Send back all the data below, exactly as given.

• DATA SUPPLIED
╭──

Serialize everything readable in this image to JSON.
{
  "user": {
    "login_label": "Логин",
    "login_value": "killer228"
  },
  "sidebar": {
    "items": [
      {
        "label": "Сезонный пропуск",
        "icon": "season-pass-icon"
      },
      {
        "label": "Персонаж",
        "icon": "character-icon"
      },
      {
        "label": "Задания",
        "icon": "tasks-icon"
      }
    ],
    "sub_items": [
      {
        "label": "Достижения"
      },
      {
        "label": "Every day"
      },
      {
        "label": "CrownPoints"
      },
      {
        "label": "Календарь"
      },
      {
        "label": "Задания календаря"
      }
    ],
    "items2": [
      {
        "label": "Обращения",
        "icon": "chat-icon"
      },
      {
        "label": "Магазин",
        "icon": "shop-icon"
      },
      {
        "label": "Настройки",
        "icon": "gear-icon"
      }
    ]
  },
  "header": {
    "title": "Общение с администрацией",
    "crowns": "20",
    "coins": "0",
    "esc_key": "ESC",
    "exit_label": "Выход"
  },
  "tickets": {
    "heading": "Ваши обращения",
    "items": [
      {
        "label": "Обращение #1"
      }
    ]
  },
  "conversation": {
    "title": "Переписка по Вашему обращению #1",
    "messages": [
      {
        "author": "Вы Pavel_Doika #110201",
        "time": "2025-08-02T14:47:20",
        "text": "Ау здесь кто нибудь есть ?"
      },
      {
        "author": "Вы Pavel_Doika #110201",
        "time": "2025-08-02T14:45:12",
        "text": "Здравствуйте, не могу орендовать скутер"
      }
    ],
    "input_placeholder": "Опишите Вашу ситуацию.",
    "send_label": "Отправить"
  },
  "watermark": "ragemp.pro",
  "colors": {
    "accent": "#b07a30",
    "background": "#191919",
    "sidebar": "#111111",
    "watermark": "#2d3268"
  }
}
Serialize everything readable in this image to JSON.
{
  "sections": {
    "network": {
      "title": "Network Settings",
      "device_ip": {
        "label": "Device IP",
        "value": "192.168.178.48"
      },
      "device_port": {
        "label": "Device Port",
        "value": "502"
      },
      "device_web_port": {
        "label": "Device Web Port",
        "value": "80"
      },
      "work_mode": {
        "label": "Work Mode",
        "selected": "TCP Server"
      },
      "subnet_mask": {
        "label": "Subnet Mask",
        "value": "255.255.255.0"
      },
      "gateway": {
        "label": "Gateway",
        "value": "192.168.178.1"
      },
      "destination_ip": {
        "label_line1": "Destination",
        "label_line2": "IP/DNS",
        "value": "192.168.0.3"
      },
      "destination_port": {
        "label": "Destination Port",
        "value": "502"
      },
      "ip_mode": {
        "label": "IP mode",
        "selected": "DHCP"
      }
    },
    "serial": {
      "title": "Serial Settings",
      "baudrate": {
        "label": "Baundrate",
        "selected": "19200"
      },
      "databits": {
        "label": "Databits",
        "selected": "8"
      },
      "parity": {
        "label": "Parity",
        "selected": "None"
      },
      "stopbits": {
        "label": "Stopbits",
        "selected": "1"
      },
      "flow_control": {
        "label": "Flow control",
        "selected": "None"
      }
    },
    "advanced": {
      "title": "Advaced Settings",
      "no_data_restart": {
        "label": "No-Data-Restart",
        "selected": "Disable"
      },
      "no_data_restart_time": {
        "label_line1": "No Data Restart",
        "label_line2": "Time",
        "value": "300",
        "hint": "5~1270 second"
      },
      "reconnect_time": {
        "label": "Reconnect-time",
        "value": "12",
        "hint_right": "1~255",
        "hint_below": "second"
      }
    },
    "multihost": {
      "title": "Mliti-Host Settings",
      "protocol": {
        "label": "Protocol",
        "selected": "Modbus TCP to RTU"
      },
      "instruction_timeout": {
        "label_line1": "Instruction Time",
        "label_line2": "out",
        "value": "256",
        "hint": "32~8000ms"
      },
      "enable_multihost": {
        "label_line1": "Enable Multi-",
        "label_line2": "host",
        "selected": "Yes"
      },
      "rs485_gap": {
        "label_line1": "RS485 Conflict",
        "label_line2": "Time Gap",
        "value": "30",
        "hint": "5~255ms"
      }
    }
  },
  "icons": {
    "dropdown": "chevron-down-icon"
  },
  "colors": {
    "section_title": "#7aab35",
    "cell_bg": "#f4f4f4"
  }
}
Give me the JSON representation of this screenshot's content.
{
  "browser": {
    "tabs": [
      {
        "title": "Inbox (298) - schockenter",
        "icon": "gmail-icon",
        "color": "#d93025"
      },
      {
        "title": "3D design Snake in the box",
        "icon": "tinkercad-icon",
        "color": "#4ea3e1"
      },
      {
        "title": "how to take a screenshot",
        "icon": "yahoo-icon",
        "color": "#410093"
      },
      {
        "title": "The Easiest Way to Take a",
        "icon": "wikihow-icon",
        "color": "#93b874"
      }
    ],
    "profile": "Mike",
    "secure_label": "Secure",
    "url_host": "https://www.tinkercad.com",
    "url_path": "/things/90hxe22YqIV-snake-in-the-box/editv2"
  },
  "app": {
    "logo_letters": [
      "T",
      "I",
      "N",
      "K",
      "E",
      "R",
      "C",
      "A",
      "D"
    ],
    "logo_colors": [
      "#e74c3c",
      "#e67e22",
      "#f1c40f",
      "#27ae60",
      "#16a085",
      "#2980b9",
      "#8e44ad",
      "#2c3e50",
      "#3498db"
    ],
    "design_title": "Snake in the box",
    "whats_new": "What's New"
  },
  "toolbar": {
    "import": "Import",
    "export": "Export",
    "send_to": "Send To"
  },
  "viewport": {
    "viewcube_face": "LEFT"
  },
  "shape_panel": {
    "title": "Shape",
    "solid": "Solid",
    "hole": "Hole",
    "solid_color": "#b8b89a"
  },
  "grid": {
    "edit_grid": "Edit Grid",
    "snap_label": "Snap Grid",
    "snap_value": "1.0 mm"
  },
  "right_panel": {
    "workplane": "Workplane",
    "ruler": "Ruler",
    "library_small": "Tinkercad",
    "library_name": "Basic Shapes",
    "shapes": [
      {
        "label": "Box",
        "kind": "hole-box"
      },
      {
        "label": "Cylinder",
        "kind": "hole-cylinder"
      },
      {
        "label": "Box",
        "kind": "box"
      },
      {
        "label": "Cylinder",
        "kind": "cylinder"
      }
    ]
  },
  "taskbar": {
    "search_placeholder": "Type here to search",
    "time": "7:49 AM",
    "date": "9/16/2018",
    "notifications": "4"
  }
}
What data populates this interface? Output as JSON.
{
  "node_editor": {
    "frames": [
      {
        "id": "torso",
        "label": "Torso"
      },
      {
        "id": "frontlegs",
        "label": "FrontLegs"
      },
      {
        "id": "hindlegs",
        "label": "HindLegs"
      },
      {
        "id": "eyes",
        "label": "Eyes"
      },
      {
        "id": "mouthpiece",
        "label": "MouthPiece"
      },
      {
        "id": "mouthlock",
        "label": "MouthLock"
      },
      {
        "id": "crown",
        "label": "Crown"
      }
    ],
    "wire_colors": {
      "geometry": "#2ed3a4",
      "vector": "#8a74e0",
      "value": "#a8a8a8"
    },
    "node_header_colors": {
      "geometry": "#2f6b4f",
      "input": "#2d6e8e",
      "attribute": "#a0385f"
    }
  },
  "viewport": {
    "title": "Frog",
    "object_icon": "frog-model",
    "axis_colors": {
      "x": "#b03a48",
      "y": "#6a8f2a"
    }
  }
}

╰──

• SOLVED PROBLEM
Serialize everything readable in this image to JSON.
{
  "user": {
    "login_label": "Логин",
    "login_value": "killer228"
  },
  "sidebar": {
    "items": [
      {
        "label": "Сезонный пропуск",
        "icon": "season-pass-icon"
      },
      {
        "label": "Персонаж",
        "icon": "character-icon"
      },
      {
        "label": "Задания",
        "icon": "tasks-icon"
      }
    ],
    "sub_items": [
      {
        "label": "Достижения"
      },
      {
        "label": "Every day"
      },
      {
        "label": "CrownPoints"
      },
      {
        "label": "Календарь"
      },
      {
        "label": "Задания календаря"
      }
    ],
    "items2": [
      {
        "label": "Обращения",
        "icon": "chat-icon"
      },
      {
        "label": "Магазин",
        "icon": "shop-icon"
      },
      {
        "label": "Настройки",
        "icon": "gear-icon"
      }
    ]
  },
  "header": {
    "title": "Общение с администрацией",
    "crowns": "20",
    "coins": "0",
    "esc_key": "ESC",
    "exit_label": "Выход"
  },
  "tickets": {
    "heading": "Ваши обращения",
    "items": [
      {
        "label": "Обращение #1"
      }
    ]
  },
  "conversation": {
    "title": "Переписка по Вашему обращению #1",
    "messages": [
      {
        "author": "Вы Pavel_Doika #110201",
        "time": "2025-08-02T14:47:20",
        "text": "Ау здесь кто нибудь есть ?"
      },
      {
        "author": "Вы Pavel_Doika #110201",
        "time": "2025-08-02T14:45:12",
        "text": "Здравствуйте, не могу орендовать скутер"
      }
    ],
    "input_placeholder": "Опишите Вашу ситуацию.",
    "send_label": "Отправить"
  },
  "watermark": "ragemp.pro",
  "colors": {
    "accent": "#b07a30",
    "background": "#191919",
    "sidebar": "#111111",
    "watermark": "#2d3268"
  }
}
Serialize everything readable in this image to JSON.
{
  "sections": {
    "network": {
      "title": "Network Settings",
      "device_ip": {
        "label": "Device IP",
        "value": "192.168.178.48"
      },
      "device_port": {
        "label": "Device Port",
        "value": "502"
      },
      "device_web_port": {
        "label": "Device Web Port",
        "value": "80"
      },
      "work_mode": {
        "label": "Work Mode",
        "selected": "TCP Server"
      },
      "subnet_mask": {
        "label": "Subnet Mask",
        "value": "255.255.255.0"
      },
      "gateway": {
        "label": "Gateway",
        "value": "192.168.178.1"
      },
      "destination_ip": {
        "label_line1": "Destination",
        "label_line2": "IP/DNS",
        "value": "192.168.0.3"
      },
      "destination_port": {
        "label": "Destination Port",
        "value": "502"
      },
      "ip_mode": {
        "label": "IP mode",
        "selected": "DHCP"
      }
    },
    "serial": {
      "title": "Serial Settings",
      "baudrate": {
        "label": "Baundrate",
        "selected": "19200"
      },
      "databits": {
        "label": "Databits",
        "selected": "8"
      },
      "parity": {
        "label": "Parity",
        "selected": "None"
      },
      "stopbits": {
        "label": "Stopbits",
        "selected": "1"
      },
      "flow_control": {
        "label": "Flow control",
        "selected": "None"
      }
    },
    "advanced": {
      "title": "Advaced Settings",
      "no_data_restart": {
        "label": "No-Data-Restart",
        "selected": "Disable"
      },
      "no_data_restart_time": {
        "label_line1": "No Data Restart",
        "label_line2": "Time",
        "value": "300",
        "hint": "5~1270 second"
      },
      "reconnect_time": {
        "label": "Reconnect-time",
        "value": "12",
        "hint_right": "1~255",
        "hint_below": "second"
      }
    },
    "multihost": {
      "title": "Mliti-Host Settings",
      "protocol": {
        "label": "Protocol",
        "selected": "Modbus TCP to RTU"
      },
      "instruction_timeout": {
        "label_line1": "Instruction Time",
        "label_line2": "out",
        "value": "256",
        "hint": "32~8000ms"
      },
      "enable_multihost": {
        "label_line1": "Enable Multi-",
        "label_line2": "host",
        "selected": "Yes"
      },
      "rs485_gap": {
        "label_line1": "RS485 Conflict",
        "label_line2": "Time Gap",
        "value": "30",
        "hint": "5~255ms"
      }
    }
  },
  "icons": {
    "dropdown": "chevron-down-icon"
  },
  "colors": {
    "section_title": "#7aab35",
    "cell_bg": "#f4f4f4"
  }
}
Give me the JSON representation of this screenshot's content.
{
  "browser": {
    "tabs": [
      {
        "title": "Inbox (298) - schockenter",
        "icon": "gmail-icon",
        "color": "#d93025"
      },
      {
        "title": "3D design Snake in the box",
        "icon": "tinkercad-icon",
        "color": "#4ea3e1"
      },
      {
        "title": "how to take a screenshot",
        "icon": "yahoo-icon",
        "color": "#410093"
      },
      {
        "title": "The Easiest Way to Take a",
        "icon": "wikihow-icon",
        "color": "#93b874"
      }
    ],
    "profile": "Mike",
    "secure_label": "Secure",
    "url_host": "https://www.tinkercad.com",
    "url_path": "/things/90hxe22YqIV-snake-in-the-box/editv2"
  },
  "app": {
    "logo_letters": [
      "T",
      "I",
      "N",
      "K",
      "E",
      "R",
      "C",
      "A",
      "D"
    ],
    "logo_colors": [
      "#e74c3c",
      "#e67e22",
      "#f1c40f",
      "#27ae60",
      "#16a085",
      "#2980b9",
      "#8e44ad",
      "#2c3e50",
      "#3498db"
    ],
    "design_title": "Snake in the box",
    "whats_new": "What's New"
  },
  "toolbar": {
    "import": "Import",
    "export": "Export",
    "send_to": "Send To"
  },
  "viewport": {
    "viewcube_face": "LEFT"
  },
  "shape_panel": {
    "title": "Shape",
    "solid": "Solid",
    "hole": "Hole",
    "solid_color": "#b8b89a"
  },
  "grid": {
    "edit_grid": "Edit Grid",
    "snap_label": "Snap Grid",
    "snap_value": "1.0 mm"
  },
  "right_panel": {
    "workplane": "Workplane",
    "ruler": "Ruler",
    "library_small": "Tinkercad",
    "library_name": "Basic Shapes",
    "shapes": [
      {
        "label": "Box",
        "kind": "hole-box"
      },
      {
        "label": "Cylinder",
        "kind": "hole-cylinder"
      },
      {
        "label": "Box",
        "kind": "box"
      },
      {
        "label": "Cylinder",
        "kind": "cylinder"
      }
    ]
  },
  "taskbar": {
    "search_placeholder": "Type here to search",
    "time": "7:49 AM",
    "date": "9/16/2018",
    "notifications": "4"
  }
}
What data populates this interface? Output as JSON.
{
  "node_editor": {
    "frames": [
      {
        "id": "torso",
        "label": "Torso"
      },
      {
        "id": "frontlegs",
        "label": "FrontLegs"
      },
      {
        "id": "hindlegs",
        "label": "HindLegs"
      },
      {
        "id": "eyes",
        "label": "Eyes"
      },
      {
        "id": "mouthpiece",
        "label": "MouthPiece"
      },
      {
        "id": "mouthlock",
        "label": "MouthLock"
      },
      {
        "id": "crown",
        "label": "Crown"
      }
    ],
    "wire_colors": {
      "geometry": "#2ed3a4",
      "vector": "#8a74e0",
      "value": "#a8a8a8"
    },
    "node_header_colors": {
      "geometry": "#2f6b4f",
      "input": "#2d6e8e",
      "attribute": "#a0385f"
    }
  },
  "viewport": {
    "title": "Frog",
    "object_icon": "frog-model",
    "axis_colors": {
      "x": "#b03a48",
      "y": "#6a8f2a"
    }
  }
}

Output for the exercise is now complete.